= Aim of the task =
Which lines below hold the word "Dapibus"? Report each one.

* * *

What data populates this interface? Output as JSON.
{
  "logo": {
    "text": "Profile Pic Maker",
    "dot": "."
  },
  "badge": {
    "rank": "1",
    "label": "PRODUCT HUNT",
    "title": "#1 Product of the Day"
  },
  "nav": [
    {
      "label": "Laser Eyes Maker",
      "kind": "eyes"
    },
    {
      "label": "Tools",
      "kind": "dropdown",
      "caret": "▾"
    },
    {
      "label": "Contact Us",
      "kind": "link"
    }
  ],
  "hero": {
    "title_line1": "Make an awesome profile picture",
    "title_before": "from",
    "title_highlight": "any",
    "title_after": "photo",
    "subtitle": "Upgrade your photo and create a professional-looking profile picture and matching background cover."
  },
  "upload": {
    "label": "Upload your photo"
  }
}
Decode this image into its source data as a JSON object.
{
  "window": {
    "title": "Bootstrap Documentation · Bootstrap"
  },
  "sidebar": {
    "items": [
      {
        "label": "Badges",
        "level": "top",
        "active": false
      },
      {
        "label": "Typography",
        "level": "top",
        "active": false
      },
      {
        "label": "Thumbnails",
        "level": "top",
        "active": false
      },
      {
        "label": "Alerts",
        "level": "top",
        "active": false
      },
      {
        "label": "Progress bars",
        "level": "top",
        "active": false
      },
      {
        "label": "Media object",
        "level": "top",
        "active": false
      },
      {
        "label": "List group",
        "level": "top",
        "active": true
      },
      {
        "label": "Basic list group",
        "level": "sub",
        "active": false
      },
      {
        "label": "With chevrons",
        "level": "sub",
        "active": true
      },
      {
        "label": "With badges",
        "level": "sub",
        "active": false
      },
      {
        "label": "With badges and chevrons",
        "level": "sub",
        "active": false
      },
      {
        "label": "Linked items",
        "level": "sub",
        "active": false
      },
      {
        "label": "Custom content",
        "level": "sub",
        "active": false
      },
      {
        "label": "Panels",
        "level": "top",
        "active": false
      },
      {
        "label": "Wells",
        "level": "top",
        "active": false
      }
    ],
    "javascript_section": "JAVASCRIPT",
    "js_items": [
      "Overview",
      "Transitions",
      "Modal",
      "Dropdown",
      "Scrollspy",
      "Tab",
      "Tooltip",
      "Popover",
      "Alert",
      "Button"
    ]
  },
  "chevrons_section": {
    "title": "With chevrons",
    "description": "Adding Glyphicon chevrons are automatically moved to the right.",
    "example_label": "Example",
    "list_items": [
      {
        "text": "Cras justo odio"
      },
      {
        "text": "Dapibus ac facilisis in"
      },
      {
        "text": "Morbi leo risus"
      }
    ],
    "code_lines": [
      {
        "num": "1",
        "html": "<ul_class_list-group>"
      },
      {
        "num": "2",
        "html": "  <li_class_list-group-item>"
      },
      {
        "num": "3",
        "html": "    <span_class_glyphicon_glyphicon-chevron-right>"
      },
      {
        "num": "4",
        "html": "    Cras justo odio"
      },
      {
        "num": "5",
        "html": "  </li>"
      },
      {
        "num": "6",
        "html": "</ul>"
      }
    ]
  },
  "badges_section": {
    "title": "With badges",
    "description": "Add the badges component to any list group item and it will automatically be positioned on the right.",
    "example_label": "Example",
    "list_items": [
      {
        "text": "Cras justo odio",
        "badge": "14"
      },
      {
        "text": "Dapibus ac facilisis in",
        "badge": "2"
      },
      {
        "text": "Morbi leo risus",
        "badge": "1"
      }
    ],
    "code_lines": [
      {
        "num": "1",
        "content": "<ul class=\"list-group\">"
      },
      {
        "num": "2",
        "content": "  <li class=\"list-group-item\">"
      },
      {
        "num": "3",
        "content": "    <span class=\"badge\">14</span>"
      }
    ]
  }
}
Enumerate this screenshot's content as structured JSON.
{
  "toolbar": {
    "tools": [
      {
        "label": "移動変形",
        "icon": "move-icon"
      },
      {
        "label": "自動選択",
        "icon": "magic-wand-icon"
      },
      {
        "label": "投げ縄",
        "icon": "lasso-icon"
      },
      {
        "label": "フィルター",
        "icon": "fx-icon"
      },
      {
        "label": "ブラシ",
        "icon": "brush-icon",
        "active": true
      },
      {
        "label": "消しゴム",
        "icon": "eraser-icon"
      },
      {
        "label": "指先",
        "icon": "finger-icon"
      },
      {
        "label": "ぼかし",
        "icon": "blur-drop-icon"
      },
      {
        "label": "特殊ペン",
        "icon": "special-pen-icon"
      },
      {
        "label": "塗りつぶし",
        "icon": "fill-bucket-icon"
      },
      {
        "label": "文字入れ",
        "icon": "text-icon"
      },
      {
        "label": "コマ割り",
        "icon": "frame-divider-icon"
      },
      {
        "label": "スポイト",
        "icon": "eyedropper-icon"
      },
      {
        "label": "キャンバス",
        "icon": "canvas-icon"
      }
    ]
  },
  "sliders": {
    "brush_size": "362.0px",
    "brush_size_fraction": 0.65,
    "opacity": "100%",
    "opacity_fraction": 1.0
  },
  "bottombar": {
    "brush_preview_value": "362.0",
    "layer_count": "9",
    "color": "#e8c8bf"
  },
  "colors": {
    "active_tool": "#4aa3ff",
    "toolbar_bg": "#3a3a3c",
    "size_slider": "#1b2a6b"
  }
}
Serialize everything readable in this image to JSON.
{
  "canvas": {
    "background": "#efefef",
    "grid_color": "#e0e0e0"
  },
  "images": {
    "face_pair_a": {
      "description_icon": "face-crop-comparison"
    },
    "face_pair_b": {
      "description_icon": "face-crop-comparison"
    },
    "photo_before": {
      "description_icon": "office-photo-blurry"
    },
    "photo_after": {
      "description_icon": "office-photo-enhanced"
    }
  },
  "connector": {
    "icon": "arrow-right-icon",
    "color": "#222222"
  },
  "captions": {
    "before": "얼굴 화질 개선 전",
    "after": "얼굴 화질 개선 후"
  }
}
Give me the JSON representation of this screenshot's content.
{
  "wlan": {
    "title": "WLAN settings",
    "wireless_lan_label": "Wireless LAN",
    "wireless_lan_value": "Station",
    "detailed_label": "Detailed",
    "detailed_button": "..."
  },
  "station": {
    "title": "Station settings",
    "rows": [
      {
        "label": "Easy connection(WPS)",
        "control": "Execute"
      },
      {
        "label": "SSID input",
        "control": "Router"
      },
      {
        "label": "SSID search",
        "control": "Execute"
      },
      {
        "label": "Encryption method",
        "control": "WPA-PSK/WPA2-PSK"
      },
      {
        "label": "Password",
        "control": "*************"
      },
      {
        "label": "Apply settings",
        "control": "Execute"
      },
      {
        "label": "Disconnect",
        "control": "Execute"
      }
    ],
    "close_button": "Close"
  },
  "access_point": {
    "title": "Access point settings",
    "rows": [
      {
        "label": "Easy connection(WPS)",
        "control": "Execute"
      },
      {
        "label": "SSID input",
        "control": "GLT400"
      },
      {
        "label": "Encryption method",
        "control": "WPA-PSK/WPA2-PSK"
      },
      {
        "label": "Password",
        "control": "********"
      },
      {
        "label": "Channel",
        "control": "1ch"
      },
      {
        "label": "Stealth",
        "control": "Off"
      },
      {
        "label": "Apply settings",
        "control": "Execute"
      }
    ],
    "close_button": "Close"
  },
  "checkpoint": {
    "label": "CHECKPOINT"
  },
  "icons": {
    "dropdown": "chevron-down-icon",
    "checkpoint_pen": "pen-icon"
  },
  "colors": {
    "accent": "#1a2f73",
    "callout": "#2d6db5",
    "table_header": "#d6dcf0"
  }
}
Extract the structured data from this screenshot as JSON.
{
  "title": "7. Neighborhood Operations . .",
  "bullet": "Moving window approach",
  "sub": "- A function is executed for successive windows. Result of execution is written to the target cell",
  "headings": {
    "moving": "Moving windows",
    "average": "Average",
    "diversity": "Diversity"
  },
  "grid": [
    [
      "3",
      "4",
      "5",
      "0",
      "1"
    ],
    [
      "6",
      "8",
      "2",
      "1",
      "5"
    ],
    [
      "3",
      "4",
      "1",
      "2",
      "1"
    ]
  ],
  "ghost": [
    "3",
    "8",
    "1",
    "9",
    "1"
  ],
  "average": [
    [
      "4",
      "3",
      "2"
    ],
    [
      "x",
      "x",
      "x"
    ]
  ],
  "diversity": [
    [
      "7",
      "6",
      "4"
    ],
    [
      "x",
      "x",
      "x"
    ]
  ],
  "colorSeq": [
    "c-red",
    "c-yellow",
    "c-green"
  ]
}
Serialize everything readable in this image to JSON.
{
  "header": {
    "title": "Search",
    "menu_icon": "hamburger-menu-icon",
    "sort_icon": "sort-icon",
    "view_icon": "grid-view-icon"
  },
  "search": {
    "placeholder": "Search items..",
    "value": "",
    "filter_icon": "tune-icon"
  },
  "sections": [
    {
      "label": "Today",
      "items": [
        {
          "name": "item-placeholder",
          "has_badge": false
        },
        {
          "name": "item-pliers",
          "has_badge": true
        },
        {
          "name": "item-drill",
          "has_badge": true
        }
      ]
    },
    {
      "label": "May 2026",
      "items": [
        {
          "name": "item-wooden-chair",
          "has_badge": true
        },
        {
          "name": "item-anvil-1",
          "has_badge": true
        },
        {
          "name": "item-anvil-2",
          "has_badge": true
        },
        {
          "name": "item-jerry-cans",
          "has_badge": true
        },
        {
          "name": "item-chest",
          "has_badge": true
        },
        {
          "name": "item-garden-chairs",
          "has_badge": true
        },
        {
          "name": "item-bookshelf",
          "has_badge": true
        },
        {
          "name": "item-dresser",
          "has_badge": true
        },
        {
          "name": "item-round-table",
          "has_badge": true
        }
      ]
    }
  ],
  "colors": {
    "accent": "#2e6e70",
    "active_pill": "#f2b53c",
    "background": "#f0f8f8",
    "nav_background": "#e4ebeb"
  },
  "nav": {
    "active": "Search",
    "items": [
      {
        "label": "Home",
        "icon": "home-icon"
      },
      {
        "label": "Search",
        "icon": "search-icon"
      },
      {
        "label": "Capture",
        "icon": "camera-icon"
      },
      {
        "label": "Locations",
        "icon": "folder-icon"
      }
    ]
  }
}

* * *

= Response below =
        "text": "Dapibus ac facilisis in"
        "text": "Dapibus ac facilisis in",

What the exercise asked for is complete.